I was woken up by loud music from my neighbours, it is quite an ironic beginning of my no-electricity day. I then realised that I have to go to the bathroom in the dark for the whole day since there is no window in my bathroom. For the first time I noticed the erosion on the bathroom door, something I never noticed before since I move in . The day started quite peacefully then I expected. I had some simple can food and started reading, it is interesting that I am reading about new media while having no electricity on. The music never stopped from next door almost like a reminder of impossibility to avoid the electrical. The long reading then let me fall asleep in the afternoon.  When I woke up again 

it is already close to down. Things are getting more inter-esting while my room gets darker and darker. It reminds me about when I was a kid, when the electricity breaks down in our home. The family almost becomes closer in the darkness every time, with first the awkwardness of looking for torches or candles 

and matches, but somehow easier to share intimacy.

● Data
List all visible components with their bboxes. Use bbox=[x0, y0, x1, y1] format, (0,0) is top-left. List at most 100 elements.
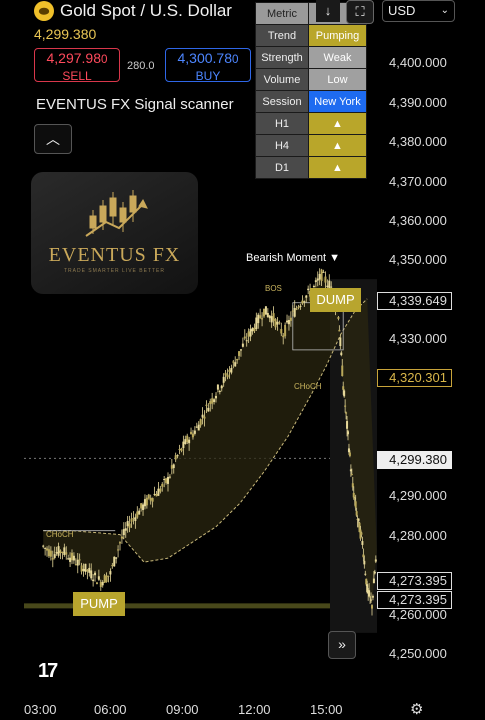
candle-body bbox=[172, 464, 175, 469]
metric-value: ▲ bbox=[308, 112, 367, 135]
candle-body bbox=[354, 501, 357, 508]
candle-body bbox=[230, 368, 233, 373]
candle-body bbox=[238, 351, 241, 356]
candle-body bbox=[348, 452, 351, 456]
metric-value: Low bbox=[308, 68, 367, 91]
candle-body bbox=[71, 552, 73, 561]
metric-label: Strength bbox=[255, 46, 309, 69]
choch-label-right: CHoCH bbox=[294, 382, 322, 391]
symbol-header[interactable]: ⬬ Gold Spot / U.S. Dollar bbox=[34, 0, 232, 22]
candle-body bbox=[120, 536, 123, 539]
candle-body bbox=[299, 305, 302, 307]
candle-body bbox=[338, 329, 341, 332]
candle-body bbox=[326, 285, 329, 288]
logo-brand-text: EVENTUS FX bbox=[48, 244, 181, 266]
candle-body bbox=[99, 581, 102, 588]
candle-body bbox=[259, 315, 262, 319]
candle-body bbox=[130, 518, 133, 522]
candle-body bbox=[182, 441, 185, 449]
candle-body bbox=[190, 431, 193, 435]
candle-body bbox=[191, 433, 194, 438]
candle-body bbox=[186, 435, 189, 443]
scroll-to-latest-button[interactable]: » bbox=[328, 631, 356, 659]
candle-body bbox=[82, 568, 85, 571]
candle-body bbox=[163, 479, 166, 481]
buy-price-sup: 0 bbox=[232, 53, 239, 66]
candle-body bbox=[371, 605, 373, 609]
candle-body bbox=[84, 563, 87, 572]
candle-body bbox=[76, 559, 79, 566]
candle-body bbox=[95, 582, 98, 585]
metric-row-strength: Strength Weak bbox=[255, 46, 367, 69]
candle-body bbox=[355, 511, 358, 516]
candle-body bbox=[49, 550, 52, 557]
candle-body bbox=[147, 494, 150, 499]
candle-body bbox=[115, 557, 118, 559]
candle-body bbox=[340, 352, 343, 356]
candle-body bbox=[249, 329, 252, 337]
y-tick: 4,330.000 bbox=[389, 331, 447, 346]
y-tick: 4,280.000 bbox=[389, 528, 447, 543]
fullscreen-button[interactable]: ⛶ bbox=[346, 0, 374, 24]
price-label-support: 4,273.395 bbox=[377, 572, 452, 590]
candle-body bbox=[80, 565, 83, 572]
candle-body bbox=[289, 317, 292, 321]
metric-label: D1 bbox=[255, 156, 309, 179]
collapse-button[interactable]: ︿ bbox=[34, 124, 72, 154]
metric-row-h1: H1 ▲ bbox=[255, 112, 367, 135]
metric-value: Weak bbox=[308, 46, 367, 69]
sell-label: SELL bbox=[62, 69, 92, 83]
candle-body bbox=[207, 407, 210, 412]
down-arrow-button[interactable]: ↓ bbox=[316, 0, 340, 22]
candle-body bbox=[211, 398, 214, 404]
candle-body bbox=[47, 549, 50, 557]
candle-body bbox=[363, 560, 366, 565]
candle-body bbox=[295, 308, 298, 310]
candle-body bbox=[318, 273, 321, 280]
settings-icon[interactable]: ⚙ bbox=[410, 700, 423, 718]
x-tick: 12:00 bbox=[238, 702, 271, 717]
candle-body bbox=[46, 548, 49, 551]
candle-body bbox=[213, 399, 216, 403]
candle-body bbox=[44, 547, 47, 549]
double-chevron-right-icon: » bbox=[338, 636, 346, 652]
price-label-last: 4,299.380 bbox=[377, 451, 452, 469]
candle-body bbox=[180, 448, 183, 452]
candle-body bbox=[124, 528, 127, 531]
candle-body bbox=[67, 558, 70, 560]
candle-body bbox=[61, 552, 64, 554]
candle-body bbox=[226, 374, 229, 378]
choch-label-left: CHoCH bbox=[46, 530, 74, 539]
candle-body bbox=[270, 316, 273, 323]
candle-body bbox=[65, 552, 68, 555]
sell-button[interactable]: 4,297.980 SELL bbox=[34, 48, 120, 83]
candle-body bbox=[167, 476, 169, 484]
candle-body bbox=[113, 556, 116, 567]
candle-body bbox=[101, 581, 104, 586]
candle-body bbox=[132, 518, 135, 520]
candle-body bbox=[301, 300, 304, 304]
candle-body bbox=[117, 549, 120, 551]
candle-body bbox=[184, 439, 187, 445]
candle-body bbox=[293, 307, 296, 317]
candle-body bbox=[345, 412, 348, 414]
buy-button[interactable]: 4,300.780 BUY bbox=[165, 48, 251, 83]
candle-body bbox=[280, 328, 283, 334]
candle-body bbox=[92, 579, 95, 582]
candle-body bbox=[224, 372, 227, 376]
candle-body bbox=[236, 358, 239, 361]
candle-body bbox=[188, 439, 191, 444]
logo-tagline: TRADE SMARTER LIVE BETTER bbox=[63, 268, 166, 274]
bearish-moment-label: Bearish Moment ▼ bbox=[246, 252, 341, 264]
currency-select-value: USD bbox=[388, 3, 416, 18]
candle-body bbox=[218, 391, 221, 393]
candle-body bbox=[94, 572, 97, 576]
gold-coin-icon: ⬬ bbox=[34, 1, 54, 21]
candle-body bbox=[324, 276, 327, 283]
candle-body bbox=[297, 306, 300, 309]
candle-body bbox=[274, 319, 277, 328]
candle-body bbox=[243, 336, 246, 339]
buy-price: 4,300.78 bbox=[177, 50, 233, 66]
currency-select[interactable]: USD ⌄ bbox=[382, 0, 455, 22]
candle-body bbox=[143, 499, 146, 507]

--

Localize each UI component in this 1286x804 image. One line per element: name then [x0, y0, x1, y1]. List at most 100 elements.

● Written instruction 1
According to the no-electricity diary excerpt, why does the writer have to use the bathroom in the dark for the whole day? Answer in one to three sentences.
● Written instruction 2
Revise the no-electricity diary excerpt between "it is already" and "to share intimacy.", inclusive, by substituting "flashlights" for "torches".
● Written instruction 3
In the no-electricity diary excerpt, what subject was the writer reading about?

● Expected answer 1
The writer must use the bathroom in the dark all day because there is no window in the bathroom. Without electricity, no light reaches it.

● Expected answer 2
it is already close to down. Things are getting more inter-esting while my room gets darker and darker. It reminds me about when I was a kid, when the electricity breaks down in our home. The family almost becomes closer in the darkness every time, with first the awkwardness of looking for flashlights or candles 

and matches, but somehow easier to share intimacy.

● Expected answer 3
New media.